»»
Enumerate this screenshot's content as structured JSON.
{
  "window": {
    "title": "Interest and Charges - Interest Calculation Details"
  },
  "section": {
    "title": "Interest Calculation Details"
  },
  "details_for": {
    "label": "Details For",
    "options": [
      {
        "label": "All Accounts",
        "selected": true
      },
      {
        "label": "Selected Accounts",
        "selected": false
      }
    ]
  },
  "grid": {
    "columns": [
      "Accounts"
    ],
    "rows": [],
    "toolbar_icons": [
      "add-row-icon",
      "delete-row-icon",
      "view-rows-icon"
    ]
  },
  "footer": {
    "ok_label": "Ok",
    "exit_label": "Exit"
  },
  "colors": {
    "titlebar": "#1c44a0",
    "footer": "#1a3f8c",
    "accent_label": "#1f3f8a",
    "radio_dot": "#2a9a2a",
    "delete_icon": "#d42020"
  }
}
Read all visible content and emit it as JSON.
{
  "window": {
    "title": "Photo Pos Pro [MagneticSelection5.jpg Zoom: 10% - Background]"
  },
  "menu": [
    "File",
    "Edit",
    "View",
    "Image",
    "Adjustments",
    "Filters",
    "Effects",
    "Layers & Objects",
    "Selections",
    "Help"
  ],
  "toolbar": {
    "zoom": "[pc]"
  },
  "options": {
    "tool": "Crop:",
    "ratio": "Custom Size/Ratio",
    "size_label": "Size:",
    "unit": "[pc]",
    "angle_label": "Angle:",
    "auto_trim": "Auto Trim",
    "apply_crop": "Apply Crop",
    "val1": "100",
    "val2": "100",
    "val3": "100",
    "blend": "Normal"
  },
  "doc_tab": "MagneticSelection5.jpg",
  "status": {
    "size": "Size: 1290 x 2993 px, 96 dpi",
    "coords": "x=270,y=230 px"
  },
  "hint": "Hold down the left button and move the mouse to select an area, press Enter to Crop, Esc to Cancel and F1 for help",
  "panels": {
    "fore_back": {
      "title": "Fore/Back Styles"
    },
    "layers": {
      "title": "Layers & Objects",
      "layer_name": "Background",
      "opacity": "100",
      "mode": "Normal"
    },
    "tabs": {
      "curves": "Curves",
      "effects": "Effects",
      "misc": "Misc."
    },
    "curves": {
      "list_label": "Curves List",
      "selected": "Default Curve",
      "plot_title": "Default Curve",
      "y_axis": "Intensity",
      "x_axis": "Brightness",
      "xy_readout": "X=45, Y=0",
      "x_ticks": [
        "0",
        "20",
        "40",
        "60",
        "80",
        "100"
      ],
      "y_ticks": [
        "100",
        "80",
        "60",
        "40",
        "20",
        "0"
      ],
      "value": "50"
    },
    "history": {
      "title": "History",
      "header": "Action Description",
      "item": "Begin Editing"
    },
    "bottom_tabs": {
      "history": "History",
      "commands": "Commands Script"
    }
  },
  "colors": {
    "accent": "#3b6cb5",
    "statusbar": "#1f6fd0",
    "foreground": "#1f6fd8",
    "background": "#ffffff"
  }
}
««
Gather all lines from the listing above in which "Interest" occurs.

*FINISHED TASK*.
    "title": "Interest and Charges - Interest Calculation Details"
    "title": "Interest Calculation Details"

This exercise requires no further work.